[Dataset excerpts]

- - - - - - -

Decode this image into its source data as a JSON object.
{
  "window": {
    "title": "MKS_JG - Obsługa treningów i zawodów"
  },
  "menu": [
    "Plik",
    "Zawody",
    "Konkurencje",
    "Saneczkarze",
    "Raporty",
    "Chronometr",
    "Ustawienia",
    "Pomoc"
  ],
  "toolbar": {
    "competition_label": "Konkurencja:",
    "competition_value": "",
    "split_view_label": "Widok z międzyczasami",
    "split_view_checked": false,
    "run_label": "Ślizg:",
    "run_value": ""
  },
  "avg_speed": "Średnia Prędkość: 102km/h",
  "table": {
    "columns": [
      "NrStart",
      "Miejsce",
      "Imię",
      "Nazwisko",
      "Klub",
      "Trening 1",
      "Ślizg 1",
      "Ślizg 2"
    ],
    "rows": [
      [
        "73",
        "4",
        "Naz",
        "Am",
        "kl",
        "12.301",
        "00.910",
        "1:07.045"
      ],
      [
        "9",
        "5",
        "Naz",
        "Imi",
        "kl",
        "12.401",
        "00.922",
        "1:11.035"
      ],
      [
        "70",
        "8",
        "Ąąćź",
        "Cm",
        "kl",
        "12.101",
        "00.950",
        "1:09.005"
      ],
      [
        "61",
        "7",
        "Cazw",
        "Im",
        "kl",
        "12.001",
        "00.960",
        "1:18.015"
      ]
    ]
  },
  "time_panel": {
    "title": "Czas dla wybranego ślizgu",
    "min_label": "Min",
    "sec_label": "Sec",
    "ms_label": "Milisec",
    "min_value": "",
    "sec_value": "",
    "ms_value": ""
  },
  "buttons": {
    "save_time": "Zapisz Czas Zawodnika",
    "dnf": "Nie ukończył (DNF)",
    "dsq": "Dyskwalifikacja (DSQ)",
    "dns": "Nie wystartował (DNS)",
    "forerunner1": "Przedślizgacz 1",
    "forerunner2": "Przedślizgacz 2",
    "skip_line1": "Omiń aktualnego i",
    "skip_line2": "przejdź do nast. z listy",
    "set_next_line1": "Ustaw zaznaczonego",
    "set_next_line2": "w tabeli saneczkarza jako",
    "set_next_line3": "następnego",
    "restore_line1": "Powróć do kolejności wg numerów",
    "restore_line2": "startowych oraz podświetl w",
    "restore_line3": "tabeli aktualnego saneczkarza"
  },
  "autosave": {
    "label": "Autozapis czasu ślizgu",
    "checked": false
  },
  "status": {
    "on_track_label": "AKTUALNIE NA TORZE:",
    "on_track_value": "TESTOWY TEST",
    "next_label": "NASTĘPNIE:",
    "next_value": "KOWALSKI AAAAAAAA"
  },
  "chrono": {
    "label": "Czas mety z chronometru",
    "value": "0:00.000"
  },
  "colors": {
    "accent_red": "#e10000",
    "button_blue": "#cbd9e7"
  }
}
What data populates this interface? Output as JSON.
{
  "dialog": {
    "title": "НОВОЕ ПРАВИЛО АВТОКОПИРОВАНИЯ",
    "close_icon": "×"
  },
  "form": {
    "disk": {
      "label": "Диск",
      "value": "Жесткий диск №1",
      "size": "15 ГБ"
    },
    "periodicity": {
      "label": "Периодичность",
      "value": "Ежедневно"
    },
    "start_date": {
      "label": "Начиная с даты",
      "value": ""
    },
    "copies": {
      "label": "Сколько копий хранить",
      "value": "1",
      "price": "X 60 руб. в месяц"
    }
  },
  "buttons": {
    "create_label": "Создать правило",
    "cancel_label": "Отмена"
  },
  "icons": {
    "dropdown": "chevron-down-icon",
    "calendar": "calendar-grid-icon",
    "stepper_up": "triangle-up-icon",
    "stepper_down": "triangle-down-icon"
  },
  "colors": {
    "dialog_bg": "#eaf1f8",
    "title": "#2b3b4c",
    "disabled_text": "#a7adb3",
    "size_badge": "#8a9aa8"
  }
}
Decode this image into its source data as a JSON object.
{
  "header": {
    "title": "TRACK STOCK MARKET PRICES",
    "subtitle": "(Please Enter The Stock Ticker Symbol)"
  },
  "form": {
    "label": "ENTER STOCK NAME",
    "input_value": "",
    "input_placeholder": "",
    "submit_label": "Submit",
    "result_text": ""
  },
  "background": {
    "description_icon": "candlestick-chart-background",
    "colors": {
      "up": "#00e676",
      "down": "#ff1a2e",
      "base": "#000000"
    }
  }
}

- - - - - - -

## WRITTEN REQUEST
The records above should all be quoted exactly, please.

## CORRECT OUTPUT
Decode this image into its source data as a JSON object.
{
  "window": {
    "title": "MKS_JG - Obsługa treningów i zawodów"
  },
  "menu": [
    "Plik",
    "Zawody",
    "Konkurencje",
    "Saneczkarze",
    "Raporty",
    "Chronometr",
    "Ustawienia",
    "Pomoc"
  ],
  "toolbar": {
    "competition_label": "Konkurencja:",
    "competition_value": "",
    "split_view_label": "Widok z międzyczasami",
    "split_view_checked": false,
    "run_label": "Ślizg:",
    "run_value": ""
  },
  "avg_speed": "Średnia Prędkość: 102km/h",
  "table": {
    "columns": [
      "NrStart",
      "Miejsce",
      "Imię",
      "Nazwisko",
      "Klub",
      "Trening 1",
      "Ślizg 1",
      "Ślizg 2"
    ],
    "rows": [
      [
        "73",
        "4",
        "Naz",
        "Am",
        "kl",
        "12.301",
        "00.910",
        "1:07.045"
      ],
      [
        "9",
        "5",
        "Naz",
        "Imi",
        "kl",
        "12.401",
        "00.922",
        "1:11.035"
      ],
      [
        "70",
        "8",
        "Ąąćź",
        "Cm",
        "kl",
        "12.101",
        "00.950",
        "1:09.005"
      ],
      [
        "61",
        "7",
        "Cazw",
        "Im",
        "kl",
        "12.001",
        "00.960",
        "1:18.015"
      ]
    ]
  },
  "time_panel": {
    "title": "Czas dla wybranego ślizgu",
    "min_label": "Min",
    "sec_label": "Sec",
    "ms_label": "Milisec",
    "min_value": "",
    "sec_value": "",
    "ms_value": ""
  },
  "buttons": {
    "save_time": "Zapisz Czas Zawodnika",
    "dnf": "Nie ukończył (DNF)",
    "dsq": "Dyskwalifikacja (DSQ)",
    "dns": "Nie wystartował (DNS)",
    "forerunner1": "Przedślizgacz 1",
    "forerunner2": "Przedślizgacz 2",
    "skip_line1": "Omiń aktualnego i",
    "skip_line2": "przejdź do nast. z listy",
    "set_next_line1": "Ustaw zaznaczonego",
    "set_next_line2": "w tabeli saneczkarza jako",
    "set_next_line3": "następnego",
    "restore_line1": "Powróć do kolejności wg numerów",
    "restore_line2": "startowych oraz podświetl w",
    "restore_line3": "tabeli aktualnego saneczkarza"
  },
  "autosave": {
    "label": "Autozapis czasu ślizgu",
    "checked": false
  },
  "status": {
    "on_track_label": "AKTUALNIE NA TORZE:",
    "on_track_value": "TESTOWY TEST",
    "next_label": "NASTĘPNIE:",
    "next_value": "KOWALSKI AAAAAAAA"
  },
  "chrono": {
    "label": "Czas mety z chronometru",
    "value": "0:00.000"
  },
  "colors": {
    "accent_red": "#e10000",
    "button_blue": "#cbd9e7"
  }
}
What data populates this interface? Output as JSON.
{
  "dialog": {
    "title": "НОВОЕ ПРАВИЛО АВТОКОПИРОВАНИЯ",
    "close_icon": "×"
  },
  "form": {
    "disk": {
      "label": "Диск",
      "value": "Жесткий диск №1",
      "size": "15 ГБ"
    },
    "periodicity": {
      "label": "Периодичность",
      "value": "Ежедневно"
    },
    "start_date": {
      "label": "Начиная с даты",
      "value": ""
    },
    "copies": {
      "label": "Сколько копий хранить",
      "value": "1",
      "price": "X 60 руб. в месяц"
    }
  },
  "buttons": {
    "create_label": "Создать правило",
    "cancel_label": "Отмена"
  },
  "icons": {
    "dropdown": "chevron-down-icon",
    "calendar": "calendar-grid-icon",
    "stepper_up": "triangle-up-icon",
    "stepper_down": "triangle-down-icon"
  },
  "colors": {
    "dialog_bg": "#eaf1f8",
    "title": "#2b3b4c",
    "disabled_text": "#a7adb3",
    "size_badge": "#8a9aa8"
  }
}
Decode this image into its source data as a JSON object.
{
  "header": {
    "title": "TRACK STOCK MARKET PRICES",
    "subtitle": "(Please Enter The Stock Ticker Symbol)"
  },
  "form": {
    "label": "ENTER STOCK NAME",
    "input_value": "",
    "input_placeholder": "",
    "submit_label": "Submit",
    "result_text": ""
  },
  "background": {
    "description_icon": "candlestick-chart-background",
    "colors": {
      "up": "#00e676",
      "down": "#ff1a2e",
      "base": "#000000"
    }
  }
}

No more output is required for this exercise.